→ Directions
Omit every image, and transcribe the remaining entries exactly as given.

====

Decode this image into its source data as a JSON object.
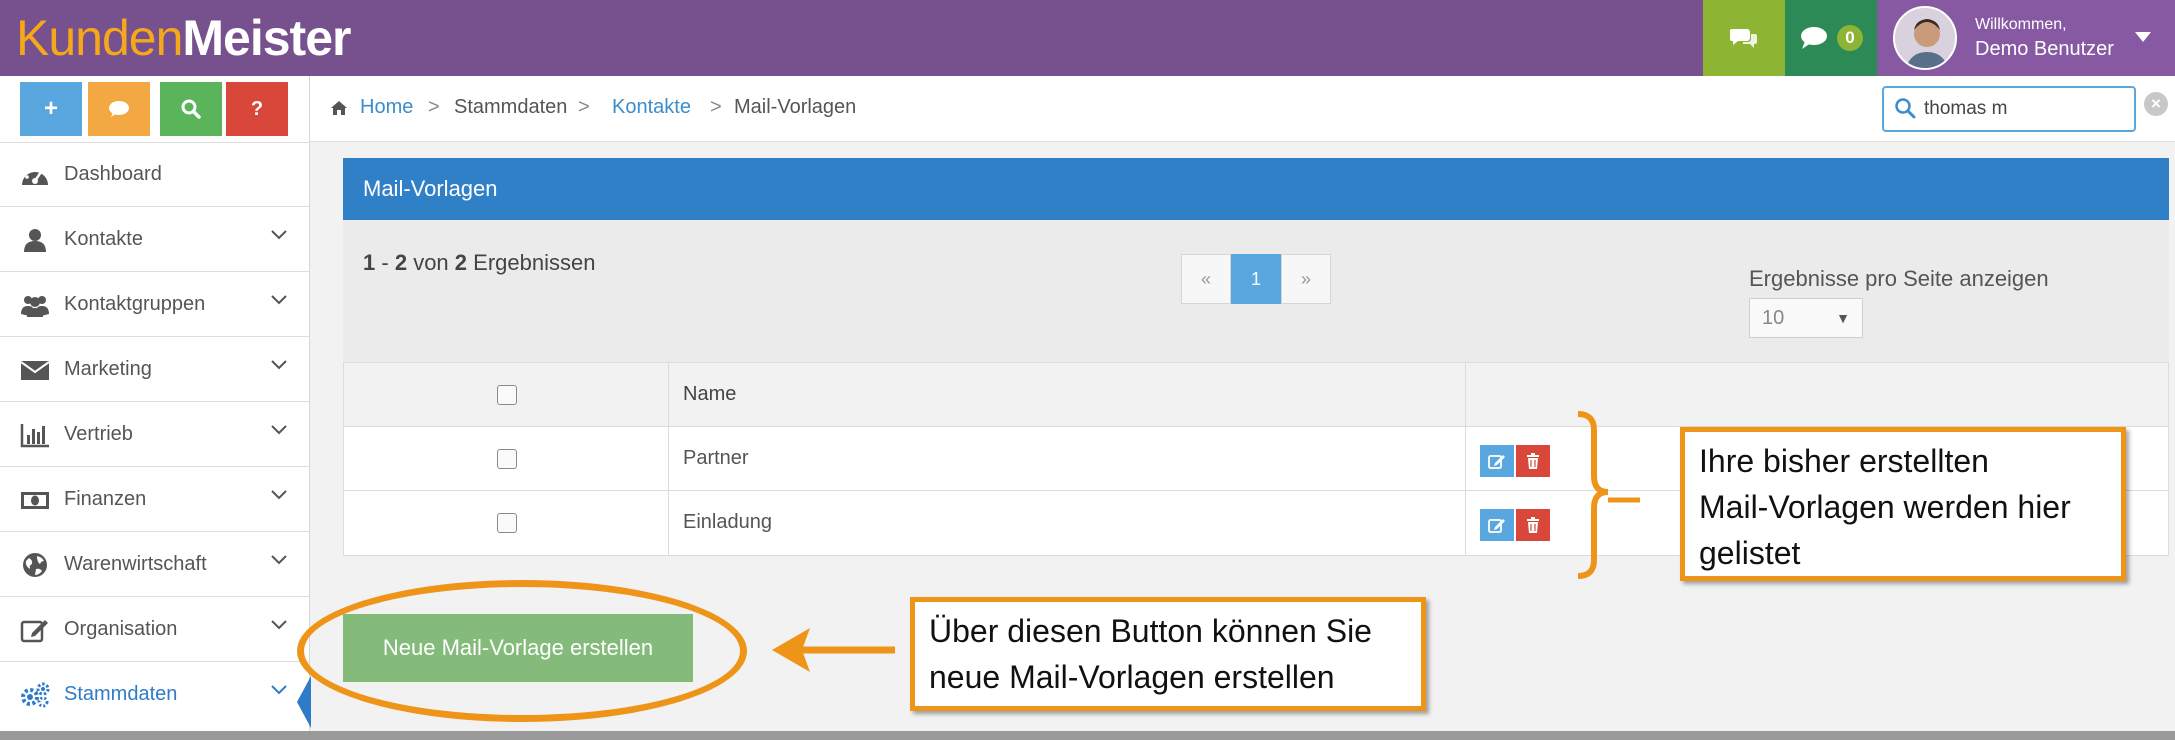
{
  "logo": {
    "part1": "Kunden",
    "part2": "Meister"
  },
  "topbar": {
    "messages_count": "0",
    "welcome": "Willkommen,",
    "user_name": "Demo Benutzer"
  },
  "quick_actions": [
    "+",
    "?"
  ],
  "sidebar": {
    "items": [
      {
        "label": "Dashboard",
        "icon": "dashboard-icon"
      },
      {
        "label": "Kontakte",
        "icon": "user-icon"
      },
      {
        "label": "Kontaktgruppen",
        "icon": "users-icon"
      },
      {
        "label": "Marketing",
        "icon": "envelope-icon"
      },
      {
        "label": "Vertrieb",
        "icon": "bar-chart-icon"
      },
      {
        "label": "Finanzen",
        "icon": "money-icon"
      },
      {
        "label": "Warenwirtschaft",
        "icon": "globe-icon"
      },
      {
        "label": "Organisation",
        "icon": "edit-icon"
      },
      {
        "label": "Stammdaten",
        "icon": "gears-icon"
      }
    ]
  },
  "breadcrumb": {
    "home": "Home",
    "stammdaten": "Stammdaten",
    "kontakte": "Kontakte",
    "current": "Mail-Vorlagen",
    "sep": ">"
  },
  "search": {
    "value": "thomas m"
  },
  "panel": {
    "title": "Mail-Vorlagen",
    "results_from": "1",
    "results_to": "2",
    "results_of": "von",
    "results_total": "2",
    "results_label": "Ergebnissen",
    "pager": {
      "prev": "«",
      "current": "1",
      "next": "»"
    },
    "per_page_label": "Ergebnisse pro Seite anzeigen",
    "per_page_value": "10"
  },
  "table": {
    "header_name": "Name",
    "rows": [
      {
        "name": "Partner"
      },
      {
        "name": "Einladung"
      }
    ]
  },
  "new_button": "Neue Mail-Vorlage erstellen",
  "annotations": {
    "list_note": [
      "Ihre bisher erstellten",
      "Mail-Vorlagen werden hier",
      "gelistet"
    ],
    "button_note": [
      "Über diesen Button können Sie",
      "neue Mail-Vorlagen erstellen"
    ]
  },
  "colors": {
    "topbar": "#77508e",
    "accent_blue": "#3080c8",
    "annotation_orange": "#ee9519",
    "new_button": "#84bb7a"
  }
}
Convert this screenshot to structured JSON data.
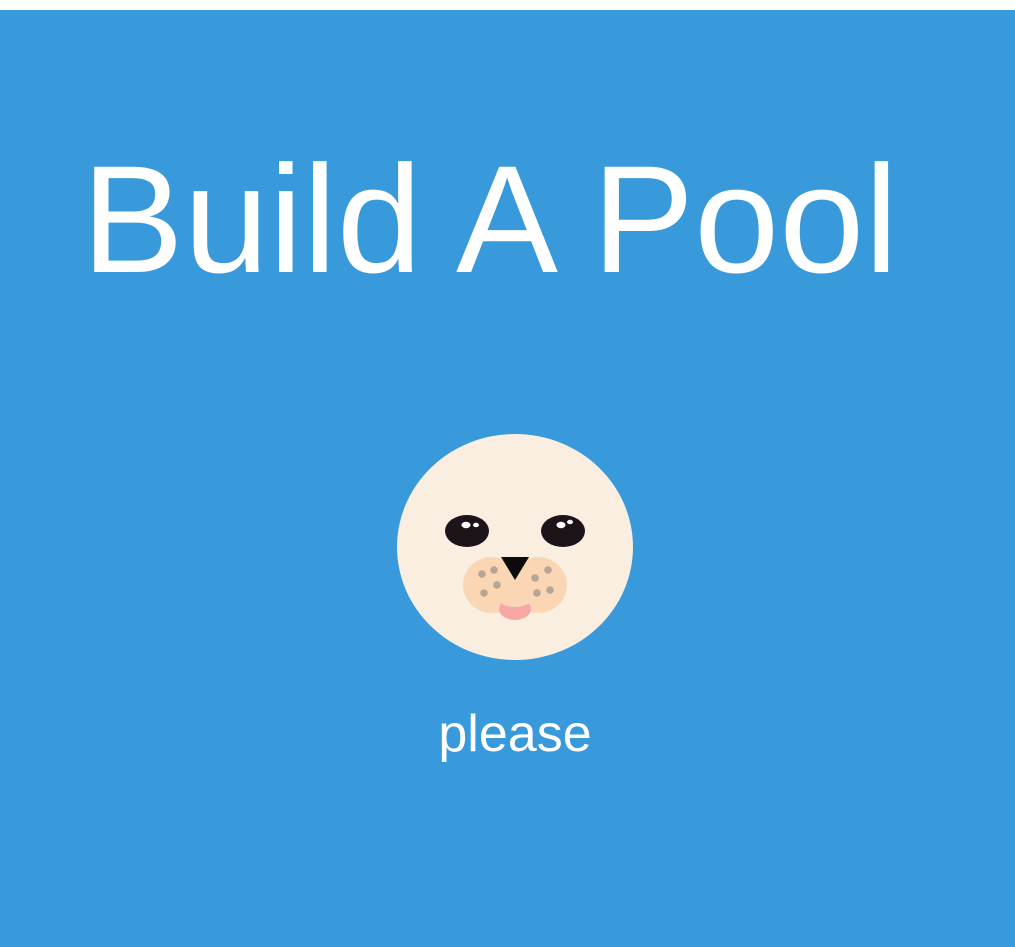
{
  "page": {
    "title": "Build A Pool",
    "caption": "please"
  },
  "colors": {
    "background": "#3899db",
    "text": "#ffffff",
    "seal_face": "#f9eedf",
    "seal_muzzle": "#fbd6b5",
    "seal_whisker_dots": "#b8a493",
    "seal_tongue": "#f7a8a5",
    "seal_eye": "#1c1419",
    "seal_nose": "#0b0b0b"
  },
  "icons": {
    "mascot": "seal-face-icon"
  }
}
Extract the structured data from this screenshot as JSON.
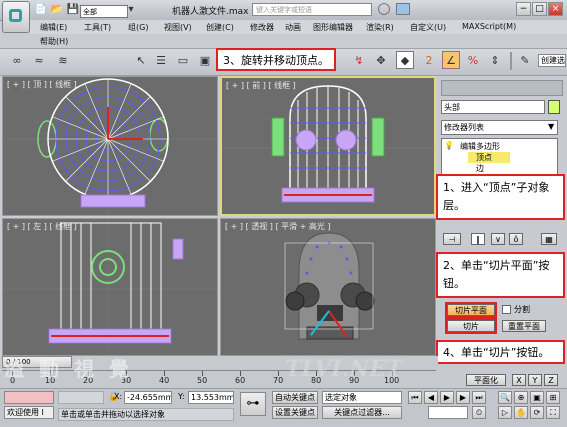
{
  "app": {
    "title": "机器人激文件.max",
    "search_placeholder": "键入关键字或短语",
    "win_min": "−",
    "win_max": "□",
    "win_close": "×"
  },
  "quick_access": [
    "📄",
    "📂",
    "💾",
    "↶",
    "↷",
    "▾"
  ],
  "menu": {
    "items": [
      "编辑(E)",
      "工具(T)",
      "组(G)",
      "视图(V)",
      "创建(C)",
      "修改器",
      "动画",
      "图形编辑器",
      "渲染(R)",
      "自定义(U)",
      "MAXScript(M)"
    ],
    "help": "帮助(H)"
  },
  "toolbar": {
    "selection_filter": "全部",
    "icons": [
      "link-icon",
      "unlink-icon",
      "bind-icon",
      "select-icon",
      "select-by-name-icon",
      "rect-select-icon",
      "window-crossing-icon",
      "move-icon"
    ],
    "right_icons": [
      "pivot-icon",
      "keyboard-shortcut-icon",
      "snap-2-icon",
      "angle-snap-icon",
      "percent-snap-icon",
      "spinner-snap-icon"
    ],
    "named_set": "创建选"
  },
  "callouts": {
    "c1": "1、进入“顶点”子对象层。",
    "c2": "2、单击“切片平面”按钮。",
    "c3": "3、旋转并移动顶点。",
    "c4": "4、单击“切片”按钮。"
  },
  "viewports": {
    "top": "[ + ] [ 顶 ] [ 线框 ]",
    "front": "[ + ] [ 前 ] [ 线框 ]",
    "left": "[ + ] [ 左 ] [ 线框 ]",
    "persp": "[ + ] [ 透视 ] [ 平滑 + 高光 ]"
  },
  "command_panel": {
    "object_name": "头部",
    "object_color": "#d6ff77",
    "modifier_list": "修改器列表",
    "stack": [
      "编辑多边形",
      "顶点",
      "边"
    ],
    "slice_plane": "切片平面",
    "split": "分割",
    "slice": "切片",
    "reset_plane": "重置平面",
    "planarize": "平面化",
    "xyz": [
      "X",
      "Y",
      "Z"
    ]
  },
  "timeline": {
    "frame": "0 / 100",
    "ticks": [
      "0",
      "10",
      "20",
      "30",
      "40",
      "50",
      "60",
      "70",
      "80",
      "90",
      "100"
    ]
  },
  "status": {
    "welcome": "欢迎使用 I",
    "prompt": "单击或单击并拖动以选择对象",
    "x_label": "X:",
    "x_value": "-24.655mm",
    "y_label": "Y:",
    "y_value": "13.553mm",
    "auto_key": "自动关键点",
    "set_key": "设置关键点",
    "key_mode": "选定对象",
    "key_filters": "关键点过滤器..."
  },
  "watermark": "TLVI.NET",
  "watermark_cn": "溢 動 視 覺"
}
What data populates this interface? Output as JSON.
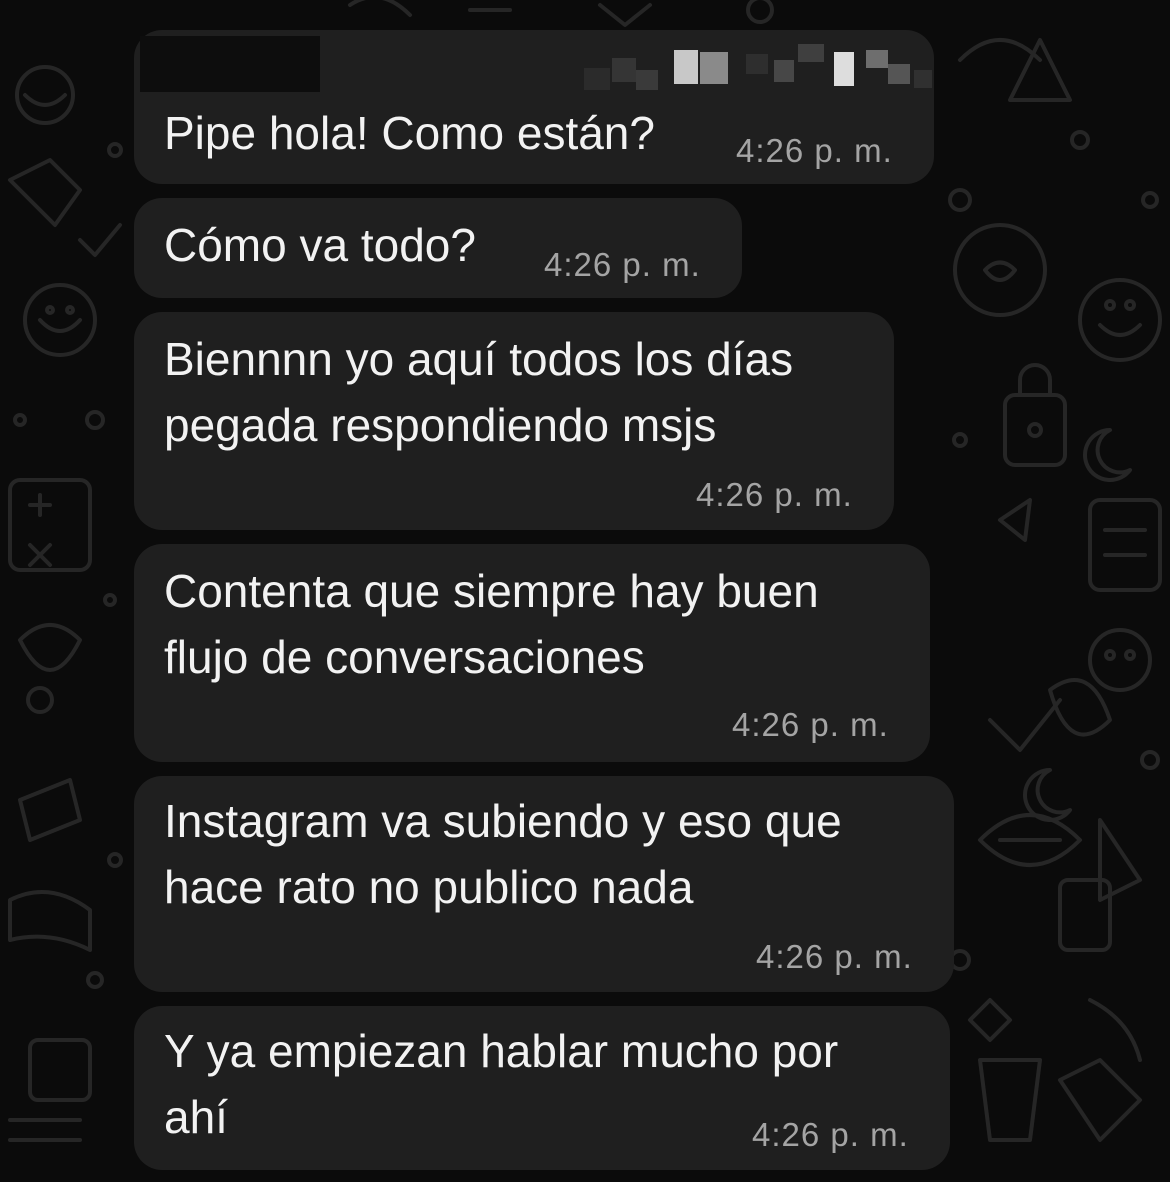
{
  "messages": [
    {
      "text": "Pipe hola! Como están?",
      "time": "4:26 p. m."
    },
    {
      "text": "Cómo va todo?",
      "time": "4:26 p. m."
    },
    {
      "text": "Biennnn yo aquí todos los días\npegada respondiendo msjs",
      "time": "4:26 p. m."
    },
    {
      "text": "Contenta que siempre hay buen\nflujo de conversaciones",
      "time": "4:26 p. m."
    },
    {
      "text": "Instagram va subiendo y eso que\nhace rato no publico nada",
      "time": "4:26 p. m."
    },
    {
      "text": "Y ya empiezan hablar mucho por\nahí",
      "time": "4:26 p. m."
    }
  ],
  "colors": {
    "background": "#0b0b0b",
    "bubble": "#1f1f1f",
    "text": "#f2f2f2",
    "timestamp": "#a4a4a4",
    "wallpaper_doodles": "#2a2a2a"
  },
  "icons": [
    "doodle-wallpaper",
    "pixelated-redaction"
  ]
}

====

→ Correct answer
Decode this image into its source data as a JSON object.
{
  "logo": {
    "part1": "Kunden",
    "part2": "Meister"
  },
  "topbar": {
    "messages_count": "0",
    "welcome": "Willkommen,",
    "user_name": "Demo Benutzer"
  },
  "quick_actions": [
    "+",
    "?"
  ],
  "sidebar": {
    "items": [
      {
        "label": "Dashboard",
        "icon": "dashboard-icon"
      },
      {
        "label": "Kontakte",
        "icon": "user-icon"
      },
      {
        "label": "Kontaktgruppen",
        "icon": "users-icon"
      },
      {
        "label": "Marketing",
        "icon": "envelope-icon"
      },
      {
        "label": "Vertrieb",
        "icon": "bar-chart-icon"
      },
      {
        "label": "Finanzen",
        "icon": "money-icon"
      },
      {
        "label": "Warenwirtschaft",
        "icon": "globe-icon"
      },
      {
        "label": "Organisation",
        "icon": "edit-icon"
      },
      {
        "label": "Stammdaten",
        "icon": "gears-icon"
      }
    ]
  },
  "breadcrumb": {
    "home": "Home",
    "stammdaten": "Stammdaten",
    "kontakte": "Kontakte",
    "current": "Mail-Vorlagen",
    "sep": ">"
  },
  "search": {
    "value": "thomas m"
  },
  "panel": {
    "title": "Mail-Vorlagen",
    "results_from": "1",
    "results_to": "2",
    "results_of": "von",
    "results_total": "2",
    "results_label": "Ergebnissen",
    "pager": {
      "prev": "«",
      "current": "1",
      "next": "»"
    },
    "per_page_label": "Ergebnisse pro Seite anzeigen",
    "per_page_value": "10"
  },
  "table": {
    "header_name": "Name",
    "rows": [
      {
        "name": "Partner"
      },
      {
        "name": "Einladung"
      }
    ]
  },
  "new_button": "Neue Mail-Vorlage erstellen",
  "annotations": {
    "list_note": [
      "Ihre bisher erstellten",
      "Mail-Vorlagen werden hier",
      "gelistet"
    ],
    "button_note": [
      "Über diesen Button können Sie",
      "neue Mail-Vorlagen erstellen"
    ]
  },
  "colors": {
    "topbar": "#77508e",
    "accent_blue": "#3080c8",
    "annotation_orange": "#ee9519",
    "new_button": "#84bb7a"
  }
}
Convert this screenshot to structured JSON data.
{
  "page": {
    "title": "Build A Pool",
    "caption": "please"
  },
  "colors": {
    "background": "#3899db",
    "text": "#ffffff",
    "seal_face": "#f9eedf",
    "seal_muzzle": "#fbd6b5",
    "seal_whisker_dots": "#b8a493",
    "seal_tongue": "#f7a8a5",
    "seal_eye": "#1c1419",
    "seal_nose": "#0b0b0b"
  },
  "icons": {
    "mascot": "seal-face-icon"
  }
}
Extract the structured data from this screenshot as JSON.
{
  "app": {
    "title": "机器人激文件.max",
    "search_placeholder": "键入关键字或短语",
    "win_min": "−",
    "win_max": "□",
    "win_close": "×"
  },
  "quick_access": [
    "📄",
    "📂",
    "💾",
    "↶",
    "↷",
    "▾"
  ],
  "menu": {
    "items": [
      "编辑(E)",
      "工具(T)",
      "组(G)",
      "视图(V)",
      "创建(C)",
      "修改器",
      "动画",
      "图形编辑器",
      "渲染(R)",
      "自定义(U)",
      "MAXScript(M)"
    ],
    "help": "帮助(H)"
  },
  "toolbar": {
    "selection_filter": "全部",
    "icons": [
      "link-icon",
      "unlink-icon",
      "bind-icon",
      "select-icon",
      "select-by-name-icon",
      "rect-select-icon",
      "window-crossing-icon",
      "move-icon"
    ],
    "right_icons": [
      "pivot-icon",
      "keyboard-shortcut-icon",
      "snap-2-icon",
      "angle-snap-icon",
      "percent-snap-icon",
      "spinner-snap-icon"
    ],
    "named_set": "创建选"
  },
  "callouts": {
    "c1": "1、进入“顶点”子对象层。",
    "c2": "2、单击“切片平面”按钮。",
    "c3": "3、旋转并移动顶点。",
    "c4": "4、单击“切片”按钮。"
  },
  "viewports": {
    "top": "[ + ] [ 顶 ] [ 线框 ]",
    "front": "[ + ] [ 前 ] [ 线框 ]",
    "left": "[ + ] [ 左 ] [ 线框 ]",
    "persp": "[ + ] [ 透视 ] [ 平滑 + 高光 ]"
  },
  "command_panel": {
    "object_name": "头部",
    "object_color": "#d6ff77",
    "modifier_list": "修改器列表",
    "stack": [
      "编辑多边形",
      "顶点",
      "边"
    ],
    "slice_plane": "切片平面",
    "split": "分割",
    "slice": "切片",
    "reset_plane": "重置平面",
    "planarize": "平面化",
    "xyz": [
      "X",
      "Y",
      "Z"
    ]
  },
  "timeline": {
    "frame": "0 / 100",
    "ticks": [
      "0",
      "10",
      "20",
      "30",
      "40",
      "50",
      "60",
      "70",
      "80",
      "90",
      "100"
    ]
  },
  "status": {
    "welcome": "欢迎使用 I",
    "prompt": "单击或单击并拖动以选择对象",
    "x_label": "X:",
    "x_value": "-24.655mm",
    "y_label": "Y:",
    "y_value": "13.553mm",
    "auto_key": "自动关键点",
    "set_key": "设置关键点",
    "key_mode": "选定对象",
    "key_filters": "关键点过滤器..."
  },
  "watermark": "TLVI.NET",
  "watermark_cn": "溢 動 視 覺"
}
What data populates this interface? Output as JSON.
{
  "messages": [
    {
      "text": "Pipe hola! Como están?",
      "time": "4:26 p. m."
    },
    {
      "text": "Cómo va todo?",
      "time": "4:26 p. m."
    },
    {
      "text": "Biennnn yo aquí todos los días\npegada respondiendo msjs",
      "time": "4:26 p. m."
    },
    {
      "text": "Contenta que siempre hay buen\nflujo de conversaciones",
      "time": "4:26 p. m."
    },
    {
      "text": "Instagram va subiendo y eso que\nhace rato no publico nada",
      "time": "4:26 p. m."
    },
    {
      "text": "Y ya empiezan hablar mucho por\nahí",
      "time": "4:26 p. m."
    }
  ],
  "colors": {
    "background": "#0b0b0b",
    "bubble": "#1f1f1f",
    "text": "#f2f2f2",
    "timestamp": "#a4a4a4",
    "wallpaper_doodles": "#2a2a2a"
  },
  "icons": [
    "doodle-wallpaper",
    "pixelated-redaction"
  ]
}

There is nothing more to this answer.